## Start Listed entries

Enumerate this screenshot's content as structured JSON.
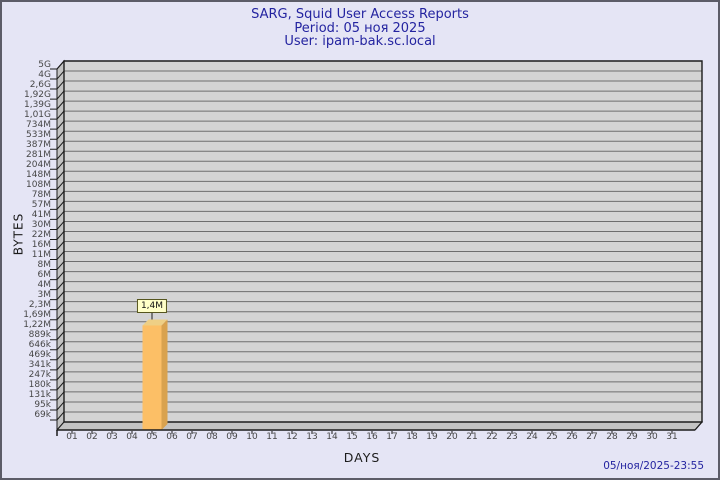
{
  "header": {
    "line1": "SARG, Squid User Access Reports",
    "line2": "Period: 05 ноя 2025",
    "line3": "User: ipam-bak.sc.local"
  },
  "footer": {
    "timestamp": "05/ноя/2025-23:55"
  },
  "chart_data": {
    "type": "bar",
    "title": "SARG, Squid User Access Reports",
    "subtitle": [
      "Period: 05 ноя 2025",
      "User: ipam-bak.sc.local"
    ],
    "xlabel": "DAYS",
    "ylabel": "BYTES",
    "y_scale": "log",
    "grid": true,
    "categories": [
      "01",
      "02",
      "03",
      "04",
      "05",
      "06",
      "07",
      "08",
      "09",
      "10",
      "11",
      "12",
      "13",
      "14",
      "15",
      "16",
      "17",
      "18",
      "19",
      "20",
      "21",
      "22",
      "23",
      "24",
      "25",
      "26",
      "27",
      "28",
      "29",
      "30",
      "31"
    ],
    "y_tick_labels": [
      "5G",
      "4G",
      "2,6G",
      "1,92G",
      "1,39G",
      "1,01G",
      "734M",
      "533M",
      "387M",
      "281M",
      "204M",
      "148M",
      "108M",
      "78M",
      "57M",
      "41M",
      "30M",
      "22M",
      "16M",
      "11M",
      "8M",
      "6M",
      "4M",
      "3M",
      "2,3M",
      "1,69M",
      "1,22M",
      "889k",
      "646k",
      "469k",
      "341k",
      "247k",
      "180k",
      "131k",
      "95k",
      "69k"
    ],
    "bars": [
      {
        "category": "05",
        "value": 1400000,
        "label": "1,4M"
      }
    ]
  },
  "colors": {
    "background": "#e5e5f5",
    "window_border": "#5c5c68",
    "title_text": "#2424a0",
    "plot_bg": "#d4d4d4",
    "grid_line": "#6e6e6e",
    "axis_line": "#1c1c1c",
    "wall_fill": "#c3c3c3",
    "tick_text": "#474747",
    "bar_front": "#fcbf66",
    "bar_side": "#d9a24e",
    "bar_top": "#eecf85",
    "value_box_bg": "#ffffc8",
    "value_box_border": "#55551e"
  }
}
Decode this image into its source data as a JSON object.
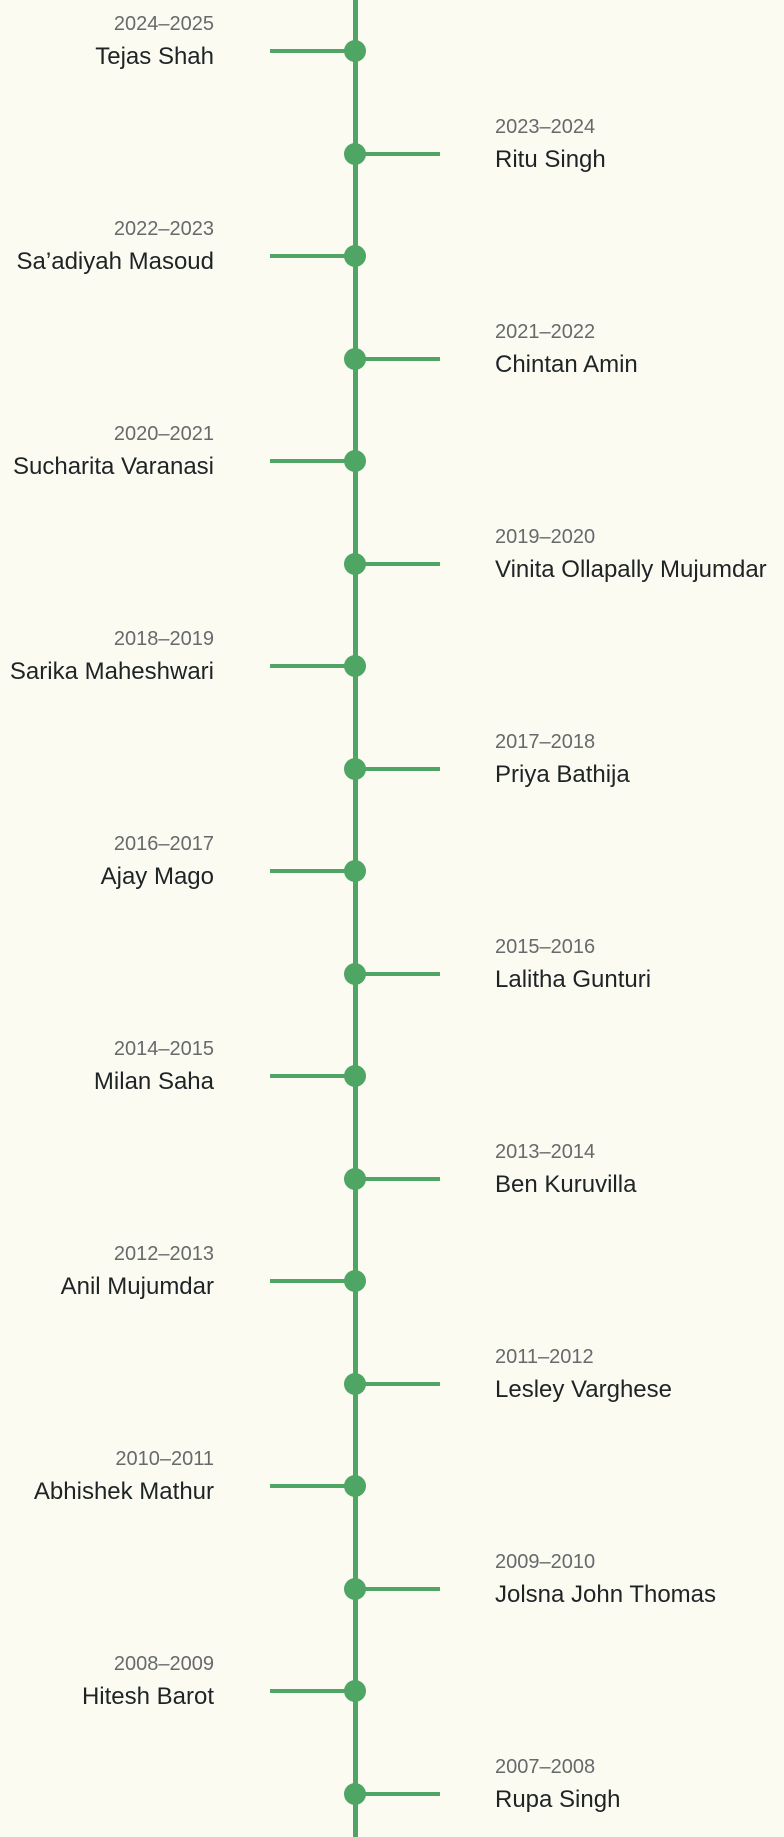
{
  "timeline": {
    "entries": [
      {
        "years": "2024–2025",
        "name": "Tejas Shah",
        "side": "left"
      },
      {
        "years": "2023–2024",
        "name": "Ritu Singh",
        "side": "right"
      },
      {
        "years": "2022–2023",
        "name": "Sa’adiyah Masoud",
        "side": "left"
      },
      {
        "years": "2021–2022",
        "name": "Chintan Amin",
        "side": "right"
      },
      {
        "years": "2020–2021",
        "name": "Sucharita Varanasi",
        "side": "left"
      },
      {
        "years": "2019–2020",
        "name": "Vinita Ollapally Mujumdar",
        "side": "right"
      },
      {
        "years": "2018–2019",
        "name": "Sarika Maheshwari",
        "side": "left"
      },
      {
        "years": "2017–2018",
        "name": "Priya Bathija",
        "side": "right"
      },
      {
        "years": "2016–2017",
        "name": "Ajay Mago",
        "side": "left"
      },
      {
        "years": "2015–2016",
        "name": "Lalitha Gunturi",
        "side": "right"
      },
      {
        "years": "2014–2015",
        "name": "Milan Saha",
        "side": "left"
      },
      {
        "years": "2013–2014",
        "name": "Ben Kuruvilla",
        "side": "right"
      },
      {
        "years": "2012–2013",
        "name": "Anil Mujumdar",
        "side": "left"
      },
      {
        "years": "2011–2012",
        "name": "Lesley Varghese",
        "side": "right"
      },
      {
        "years": "2010–2011",
        "name": "Abhishek Mathur",
        "side": "left"
      },
      {
        "years": "2009–2010",
        "name": "Jolsna John Thomas",
        "side": "right"
      },
      {
        "years": "2008–2009",
        "name": "Hitesh Barot",
        "side": "left"
      },
      {
        "years": "2007–2008",
        "name": "Rupa Singh",
        "side": "right"
      }
    ]
  },
  "colors": {
    "background": "#fcfbf2",
    "accent": "#4fa564",
    "years_text": "#666a6b",
    "name_text": "#1e2426"
  }
}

## End Listed entries

Output the data above without changes, apart from leaving out the pictures.

Enumerate this screenshot's content as structured JSON.
{
  "header": {
    "line1": "SARG, Squid User Access Reports",
    "line2": "Period: 05 ноя 2025",
    "line3": "User: ipam-bak.sc.local"
  },
  "footer": {
    "timestamp": "05/ноя/2025-23:55"
  },
  "chart_data": {
    "type": "bar",
    "title": "SARG, Squid User Access Reports",
    "subtitle": [
      "Period: 05 ноя 2025",
      "User: ipam-bak.sc.local"
    ],
    "xlabel": "DAYS",
    "ylabel": "BYTES",
    "y_scale": "log",
    "grid": true,
    "categories": [
      "01",
      "02",
      "03",
      "04",
      "05",
      "06",
      "07",
      "08",
      "09",
      "10",
      "11",
      "12",
      "13",
      "14",
      "15",
      "16",
      "17",
      "18",
      "19",
      "20",
      "21",
      "22",
      "23",
      "24",
      "25",
      "26",
      "27",
      "28",
      "29",
      "30",
      "31"
    ],
    "y_tick_labels": [
      "5G",
      "4G",
      "2,6G",
      "1,92G",
      "1,39G",
      "1,01G",
      "734M",
      "533M",
      "387M",
      "281M",
      "204M",
      "148M",
      "108M",
      "78M",
      "57M",
      "41M",
      "30M",
      "22M",
      "16M",
      "11M",
      "8M",
      "6M",
      "4M",
      "3M",
      "2,3M",
      "1,69M",
      "1,22M",
      "889k",
      "646k",
      "469k",
      "341k",
      "247k",
      "180k",
      "131k",
      "95k",
      "69k"
    ],
    "bars": [
      {
        "category": "05",
        "value": 1400000,
        "label": "1,4M"
      }
    ]
  },
  "colors": {
    "background": "#e5e5f5",
    "window_border": "#5c5c68",
    "title_text": "#2424a0",
    "plot_bg": "#d4d4d4",
    "grid_line": "#6e6e6e",
    "axis_line": "#1c1c1c",
    "wall_fill": "#c3c3c3",
    "tick_text": "#474747",
    "bar_front": "#fcbf66",
    "bar_side": "#d9a24e",
    "bar_top": "#eecf85",
    "value_box_bg": "#ffffc8",
    "value_box_border": "#55551e"
  }
}
Decode this image into its source data as a JSON object.
{
  "timeline": {
    "entries": [
      {
        "years": "2024–2025",
        "name": "Tejas Shah",
        "side": "left"
      },
      {
        "years": "2023–2024",
        "name": "Ritu Singh",
        "side": "right"
      },
      {
        "years": "2022–2023",
        "name": "Sa’adiyah Masoud",
        "side": "left"
      },
      {
        "years": "2021–2022",
        "name": "Chintan Amin",
        "side": "right"
      },
      {
        "years": "2020–2021",
        "name": "Sucharita Varanasi",
        "side": "left"
      },
      {
        "years": "2019–2020",
        "name": "Vinita Ollapally Mujumdar",
        "side": "right"
      },
      {
        "years": "2018–2019",
        "name": "Sarika Maheshwari",
        "side": "left"
      },
      {
        "years": "2017–2018",
        "name": "Priya Bathija",
        "side": "right"
      },
      {
        "years": "2016–2017",
        "name": "Ajay Mago",
        "side": "left"
      },
      {
        "years": "2015–2016",
        "name": "Lalitha Gunturi",
        "side": "right"
      },
      {
        "years": "2014–2015",
        "name": "Milan Saha",
        "side": "left"
      },
      {
        "years": "2013–2014",
        "name": "Ben Kuruvilla",
        "side": "right"
      },
      {
        "years": "2012–2013",
        "name": "Anil Mujumdar",
        "side": "left"
      },
      {
        "years": "2011–2012",
        "name": "Lesley Varghese",
        "side": "right"
      },
      {
        "years": "2010–2011",
        "name": "Abhishek Mathur",
        "side": "left"
      },
      {
        "years": "2009–2010",
        "name": "Jolsna John Thomas",
        "side": "right"
      },
      {
        "years": "2008–2009",
        "name": "Hitesh Barot",
        "side": "left"
      },
      {
        "years": "2007–2008",
        "name": "Rupa Singh",
        "side": "right"
      }
    ]
  },
  "colors": {
    "background": "#fcfbf2",
    "accent": "#4fa564",
    "years_text": "#666a6b",
    "name_text": "#1e2426"
  }
}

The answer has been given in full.